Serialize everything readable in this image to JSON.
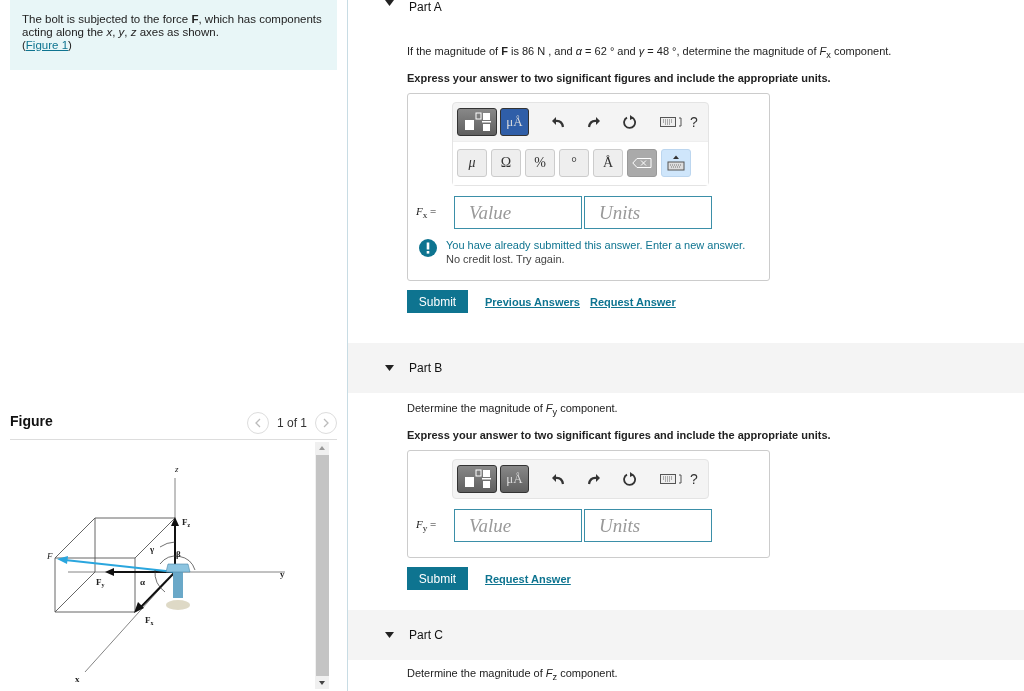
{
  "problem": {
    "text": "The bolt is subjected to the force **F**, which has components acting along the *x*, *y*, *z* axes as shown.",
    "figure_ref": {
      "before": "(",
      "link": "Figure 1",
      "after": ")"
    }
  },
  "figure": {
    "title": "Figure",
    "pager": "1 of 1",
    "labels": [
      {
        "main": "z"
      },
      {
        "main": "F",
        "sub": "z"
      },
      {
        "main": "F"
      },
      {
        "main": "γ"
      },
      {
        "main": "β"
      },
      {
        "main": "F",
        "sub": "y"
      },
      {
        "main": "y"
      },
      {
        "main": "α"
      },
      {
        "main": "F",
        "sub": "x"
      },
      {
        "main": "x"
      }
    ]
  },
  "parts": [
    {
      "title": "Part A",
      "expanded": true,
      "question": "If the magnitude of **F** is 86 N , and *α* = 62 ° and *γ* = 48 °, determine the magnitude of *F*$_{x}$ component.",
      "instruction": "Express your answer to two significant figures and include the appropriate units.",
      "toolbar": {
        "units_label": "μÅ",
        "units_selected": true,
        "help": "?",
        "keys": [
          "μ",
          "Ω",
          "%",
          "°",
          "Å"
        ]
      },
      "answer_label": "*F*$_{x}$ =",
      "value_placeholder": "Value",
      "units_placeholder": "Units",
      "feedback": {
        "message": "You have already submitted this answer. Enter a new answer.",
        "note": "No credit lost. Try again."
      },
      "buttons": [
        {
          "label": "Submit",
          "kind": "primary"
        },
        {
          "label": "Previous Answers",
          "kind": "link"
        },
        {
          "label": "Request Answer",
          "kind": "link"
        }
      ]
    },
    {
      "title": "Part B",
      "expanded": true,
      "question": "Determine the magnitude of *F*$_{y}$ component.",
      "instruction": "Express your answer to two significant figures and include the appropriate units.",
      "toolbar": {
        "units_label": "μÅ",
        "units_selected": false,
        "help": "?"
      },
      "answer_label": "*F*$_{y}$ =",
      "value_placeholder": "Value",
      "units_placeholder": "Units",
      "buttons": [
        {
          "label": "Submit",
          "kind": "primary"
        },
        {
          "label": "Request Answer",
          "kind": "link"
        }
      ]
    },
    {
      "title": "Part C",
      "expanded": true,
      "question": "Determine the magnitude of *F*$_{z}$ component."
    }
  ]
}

■ ■ ■ ■ ■ ■ ■

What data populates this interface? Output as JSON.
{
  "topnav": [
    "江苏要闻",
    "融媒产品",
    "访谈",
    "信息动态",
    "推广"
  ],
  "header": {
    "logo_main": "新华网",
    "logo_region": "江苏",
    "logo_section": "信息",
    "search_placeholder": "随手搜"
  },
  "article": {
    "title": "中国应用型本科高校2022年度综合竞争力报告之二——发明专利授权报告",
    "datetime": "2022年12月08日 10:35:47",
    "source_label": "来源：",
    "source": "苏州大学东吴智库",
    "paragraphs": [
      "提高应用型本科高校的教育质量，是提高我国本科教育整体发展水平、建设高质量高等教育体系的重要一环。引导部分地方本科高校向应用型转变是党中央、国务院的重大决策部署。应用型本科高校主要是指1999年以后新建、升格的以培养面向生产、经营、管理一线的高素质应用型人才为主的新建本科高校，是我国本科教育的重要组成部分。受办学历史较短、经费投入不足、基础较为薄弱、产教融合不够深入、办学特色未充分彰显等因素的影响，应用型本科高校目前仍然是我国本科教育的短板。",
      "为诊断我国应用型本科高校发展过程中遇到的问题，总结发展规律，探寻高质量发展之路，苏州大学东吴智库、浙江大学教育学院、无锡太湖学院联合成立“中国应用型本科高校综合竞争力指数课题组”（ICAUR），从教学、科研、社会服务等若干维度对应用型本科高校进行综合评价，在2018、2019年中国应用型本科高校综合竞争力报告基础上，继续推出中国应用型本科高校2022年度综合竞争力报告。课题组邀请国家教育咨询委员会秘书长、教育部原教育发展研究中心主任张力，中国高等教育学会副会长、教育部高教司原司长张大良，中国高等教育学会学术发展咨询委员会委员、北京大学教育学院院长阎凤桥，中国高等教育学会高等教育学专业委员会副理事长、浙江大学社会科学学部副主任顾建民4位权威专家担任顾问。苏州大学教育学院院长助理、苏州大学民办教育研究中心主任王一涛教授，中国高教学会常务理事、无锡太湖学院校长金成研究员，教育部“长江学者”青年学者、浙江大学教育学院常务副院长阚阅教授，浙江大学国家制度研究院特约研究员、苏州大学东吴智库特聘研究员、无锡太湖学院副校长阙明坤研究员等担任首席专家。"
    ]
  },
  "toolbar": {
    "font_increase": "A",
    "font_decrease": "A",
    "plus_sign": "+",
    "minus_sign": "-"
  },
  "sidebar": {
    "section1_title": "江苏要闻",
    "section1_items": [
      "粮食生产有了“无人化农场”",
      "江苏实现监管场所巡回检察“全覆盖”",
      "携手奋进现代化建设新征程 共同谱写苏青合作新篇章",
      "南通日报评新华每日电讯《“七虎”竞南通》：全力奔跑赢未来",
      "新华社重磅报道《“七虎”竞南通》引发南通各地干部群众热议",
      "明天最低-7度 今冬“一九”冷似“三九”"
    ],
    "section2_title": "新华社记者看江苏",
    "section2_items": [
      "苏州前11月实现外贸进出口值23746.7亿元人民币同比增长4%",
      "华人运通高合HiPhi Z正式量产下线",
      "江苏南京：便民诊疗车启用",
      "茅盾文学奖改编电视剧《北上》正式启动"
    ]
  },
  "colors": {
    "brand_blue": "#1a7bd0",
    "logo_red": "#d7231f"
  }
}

■ ■ ■ ■ ■ ■ ■

Identify the lines in the entries that hold "magnitude" and return each one.

RESULT OF THIS TASK —
      "question": "If the magnitude of **F** is 86 N , and *α* = 62 ° and *γ* = 48 °, determine the magnitude of *F*$_{x}$ component.",
      "question": "Determine the magnitude of *F*$_{y}$ component.",
      "question": "Determine the magnitude of *F*$_{z}$ component."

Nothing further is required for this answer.